Records shown »
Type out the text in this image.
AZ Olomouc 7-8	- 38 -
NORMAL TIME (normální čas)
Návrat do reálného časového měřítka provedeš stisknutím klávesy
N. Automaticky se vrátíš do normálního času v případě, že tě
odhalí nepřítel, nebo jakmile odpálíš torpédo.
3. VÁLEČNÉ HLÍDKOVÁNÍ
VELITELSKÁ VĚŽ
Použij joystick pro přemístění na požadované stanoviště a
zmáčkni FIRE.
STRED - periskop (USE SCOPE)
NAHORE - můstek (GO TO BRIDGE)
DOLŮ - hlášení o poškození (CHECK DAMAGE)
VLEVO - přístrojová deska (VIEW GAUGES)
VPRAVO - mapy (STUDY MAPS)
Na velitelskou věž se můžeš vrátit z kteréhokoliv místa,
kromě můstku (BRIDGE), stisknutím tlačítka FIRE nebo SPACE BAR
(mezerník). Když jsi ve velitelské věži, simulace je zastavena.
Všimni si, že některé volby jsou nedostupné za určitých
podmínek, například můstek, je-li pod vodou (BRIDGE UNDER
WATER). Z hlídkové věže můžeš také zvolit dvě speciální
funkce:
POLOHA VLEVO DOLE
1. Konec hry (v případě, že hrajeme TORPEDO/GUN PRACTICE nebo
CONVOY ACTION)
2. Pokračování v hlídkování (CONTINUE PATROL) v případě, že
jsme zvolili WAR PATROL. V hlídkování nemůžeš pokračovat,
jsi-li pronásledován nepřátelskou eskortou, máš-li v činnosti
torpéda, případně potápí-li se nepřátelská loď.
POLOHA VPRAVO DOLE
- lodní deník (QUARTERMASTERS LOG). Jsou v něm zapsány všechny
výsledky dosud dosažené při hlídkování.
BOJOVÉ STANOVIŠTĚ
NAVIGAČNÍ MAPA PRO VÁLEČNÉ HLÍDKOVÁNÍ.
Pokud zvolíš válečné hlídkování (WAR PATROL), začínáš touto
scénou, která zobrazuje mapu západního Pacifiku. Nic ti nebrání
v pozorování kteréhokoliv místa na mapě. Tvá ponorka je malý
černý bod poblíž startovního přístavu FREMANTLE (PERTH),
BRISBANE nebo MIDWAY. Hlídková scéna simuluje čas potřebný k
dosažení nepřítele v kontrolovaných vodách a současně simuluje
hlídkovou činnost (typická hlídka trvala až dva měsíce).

Goal of the exercise » Look through the lines above and collect those with the word "nebo".

Exercise output »
odhalí nepřítel, nebo jakmile odpálíš torpédo.
kromě můstku (BRIDGE), stisknutím tlačítka FIRE nebo SPACE BAR
1. Konec hry (v případě, že hrajeme TORPEDO/GUN PRACTICE nebo
BRISBANE nebo MIDWAY. Hlídková scéna simuluje čas potřebný k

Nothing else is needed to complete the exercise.